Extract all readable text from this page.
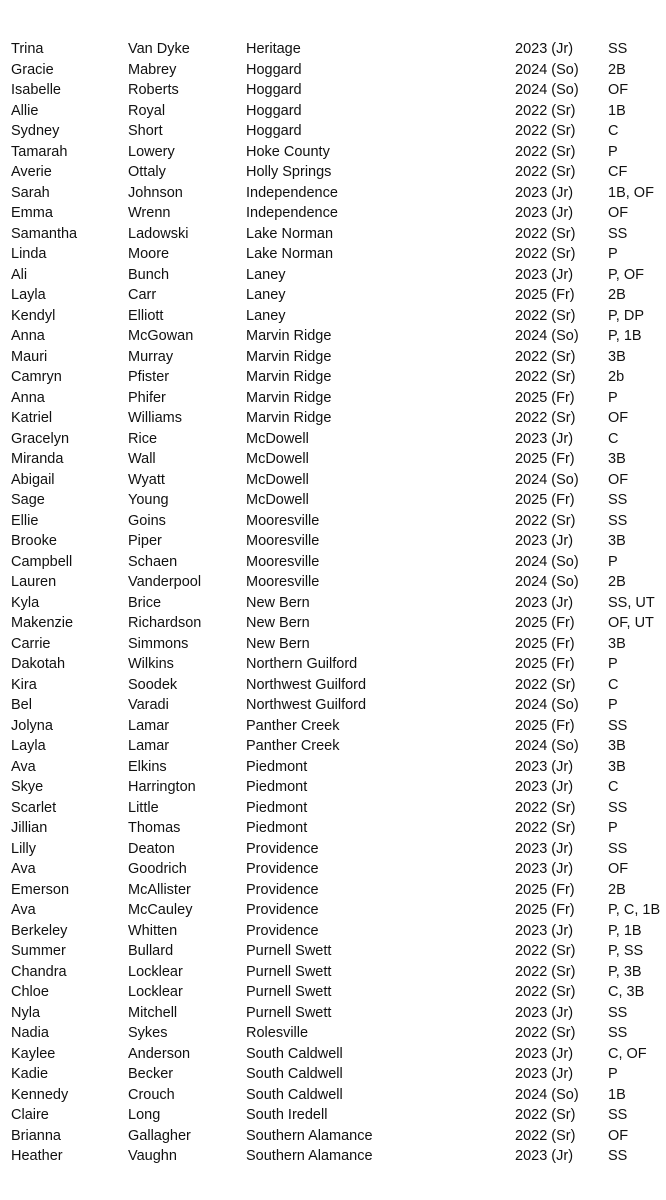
Trina	Van Dyke	Heritage	2023 (Jr) SS
Gracie	Mabrey	Hoggard	2024 (So) 2B
Isabelle	Roberts	Hoggard	2024 (So) OF
Allie	Royal	Hoggard	2022 (Sr) 1B
Sydney	Short	Hoggard	2022 (Sr) C
Tamarah	Lowery	Hoke County	2022 (Sr) P
Averie	Ottaly	Holly Springs	2022 (Sr) CF
Sarah	Johnson	Independence	2023 (Jr) 1B, OF
Emma	Wrenn	Independence	2023 (Jr) OF
Samantha	Ladowski	Lake Norman	2022 (Sr) SS
Linda	Moore	Lake Norman	2022 (Sr) P
Ali	Bunch	Laney	2023 (Jr) P, OF
Layla	Carr	Laney	2025 (Fr) 2B
Kendyl	Elliott	Laney	2022 (Sr) P, DP
Anna	McGowan	Marvin Ridge	2024 (So) P, 1B
Mauri	Murray	Marvin Ridge	2022 (Sr) 3B
Camryn	Pfister	Marvin Ridge	2022 (Sr) 2b
Anna	Phifer	Marvin Ridge	2025 (Fr) P
Katriel	Williams	Marvin Ridge	2022 (Sr) OF
Gracelyn	Rice	McDowell	2023 (Jr) C
Miranda	Wall	McDowell	2025 (Fr) 3B
Abigail	Wyatt	McDowell	2024 (So) OF
Sage	Young	McDowell	2025 (Fr) SS
Ellie	Goins	Mooresville	2022 (Sr) SS
Brooke	Piper	Mooresville	2023 (Jr) 3B
Campbell	Schaen	Mooresville	2024 (So) P
Lauren	Vanderpool	Mooresville	2024 (So) 2B
Kyla	Brice	New Bern	2023 (Jr) SS, UT
Makenzie	Richardson	New Bern	2025 (Fr) OF, UT
Carrie	Simmons	New Bern	2025 (Fr) 3B
Dakotah	Wilkins	Northern Guilford	2025 (Fr) P
Kira	Soodek	Northwest Guilford	2022 (Sr) C
Bel	Varadi	Northwest Guilford	2024 (So) P
Jolyna	Lamar	Panther Creek	2025 (Fr) SS
Layla	Lamar	Panther Creek	2024 (So) 3B
Ava	Elkins	Piedmont	2023 (Jr) 3B
Skye	Harrington	Piedmont	2023 (Jr) C
Scarlet	Little	Piedmont	2022 (Sr) SS
Jillian	Thomas	Piedmont	2022 (Sr) P
Lilly	Deaton	Providence	2023 (Jr) SS
Ava	Goodrich	Providence	2023 (Jr) OF
Emerson	McAllister	Providence	2025 (Fr) 2B
Ava	McCauley	Providence	2025 (Fr) P, C, 1B
Berkeley	Whitten	Providence	2023 (Jr) P, 1B
Summer	Bullard	Purnell Swett	2022 (Sr) P, SS
Chandra	Locklear	Purnell Swett	2022 (Sr) P, 3B
Chloe	Locklear	Purnell Swett	2022 (Sr) C, 3B
Nyla	Mitchell	Purnell Swett	2023 (Jr) SS
Nadia	Sykes	Rolesville	2022 (Sr) SS
Kaylee	Anderson	South Caldwell	2023 (Jr) C, OF
Kadie	Becker	South Caldwell	2023 (Jr) P
Kennedy	Crouch	South Caldwell	2024 (So) 1B
Claire	Long	South Iredell	2022 (Sr) SS
Brianna	Gallagher	Southern Alamance	2022 (Sr) OF
Heather	Vaughn	Southern Alamance	2023 (Jr) SS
────
* **Your goal**
An exact transcription of all the entries is required, without the pictures.

* **Answer for the task**
Extract all readable text from this page.
Trina	Van Dyke	Heritage	2023 (Jr) SS
Gracie	Mabrey	Hoggard	2024 (So) 2B
Isabelle	Roberts	Hoggard	2024 (So) OF
Allie	Royal	Hoggard	2022 (Sr) 1B
Sydney	Short	Hoggard	2022 (Sr) C
Tamarah	Lowery	Hoke County	2022 (Sr) P
Averie	Ottaly	Holly Springs	2022 (Sr) CF
Sarah	Johnson	Independence	2023 (Jr) 1B, OF
Emma	Wrenn	Independence	2023 (Jr) OF
Samantha	Ladowski	Lake Norman	2022 (Sr) SS
Linda	Moore	Lake Norman	2022 (Sr) P
Ali	Bunch	Laney	2023 (Jr) P, OF
Layla	Carr	Laney	2025 (Fr) 2B
Kendyl	Elliott	Laney	2022 (Sr) P, DP
Anna	McGowan	Marvin Ridge	2024 (So) P, 1B
Mauri	Murray	Marvin Ridge	2022 (Sr) 3B
Camryn	Pfister	Marvin Ridge	2022 (Sr) 2b
Anna	Phifer	Marvin Ridge	2025 (Fr) P
Katriel	Williams	Marvin Ridge	2022 (Sr) OF
Gracelyn	Rice	McDowell	2023 (Jr) C
Miranda	Wall	McDowell	2025 (Fr) 3B
Abigail	Wyatt	McDowell	2024 (So) OF
Sage	Young	McDowell	2025 (Fr) SS
Ellie	Goins	Mooresville	2022 (Sr) SS
Brooke	Piper	Mooresville	2023 (Jr) 3B
Campbell	Schaen	Mooresville	2024 (So) P
Lauren	Vanderpool	Mooresville	2024 (So) 2B
Kyla	Brice	New Bern	2023 (Jr) SS, UT
Makenzie	Richardson	New Bern	2025 (Fr) OF, UT
Carrie	Simmons	New Bern	2025 (Fr) 3B
Dakotah	Wilkins	Northern Guilford	2025 (Fr) P
Kira	Soodek	Northwest Guilford	2022 (Sr) C
Bel	Varadi	Northwest Guilford	2024 (So) P
Jolyna	Lamar	Panther Creek	2025 (Fr) SS
Layla	Lamar	Panther Creek	2024 (So) 3B
Ava	Elkins	Piedmont	2023 (Jr) 3B
Skye	Harrington	Piedmont	2023 (Jr) C
Scarlet	Little	Piedmont	2022 (Sr) SS
Jillian	Thomas	Piedmont	2022 (Sr) P
Lilly	Deaton	Providence	2023 (Jr) SS
Ava	Goodrich	Providence	2023 (Jr) OF
Emerson	McAllister	Providence	2025 (Fr) 2B
Ava	McCauley	Providence	2025 (Fr) P, C, 1B
Berkeley	Whitten	Providence	2023 (Jr) P, 1B
Summer	Bullard	Purnell Swett	2022 (Sr) P, SS
Chandra	Locklear	Purnell Swett	2022 (Sr) P, 3B
Chloe	Locklear	Purnell Swett	2022 (Sr) C, 3B
Nyla	Mitchell	Purnell Swett	2023 (Jr) SS
Nadia	Sykes	Rolesville	2022 (Sr) SS
Kaylee	Anderson	South Caldwell	2023 (Jr) C, OF
Kadie	Becker	South Caldwell	2023 (Jr) P
Kennedy	Crouch	South Caldwell	2024 (So) 1B
Claire	Long	South Iredell	2022 (Sr) SS
Brianna	Gallagher	Southern Alamance	2022 (Sr) OF
Heather	Vaughn	Southern Alamance	2023 (Jr) SS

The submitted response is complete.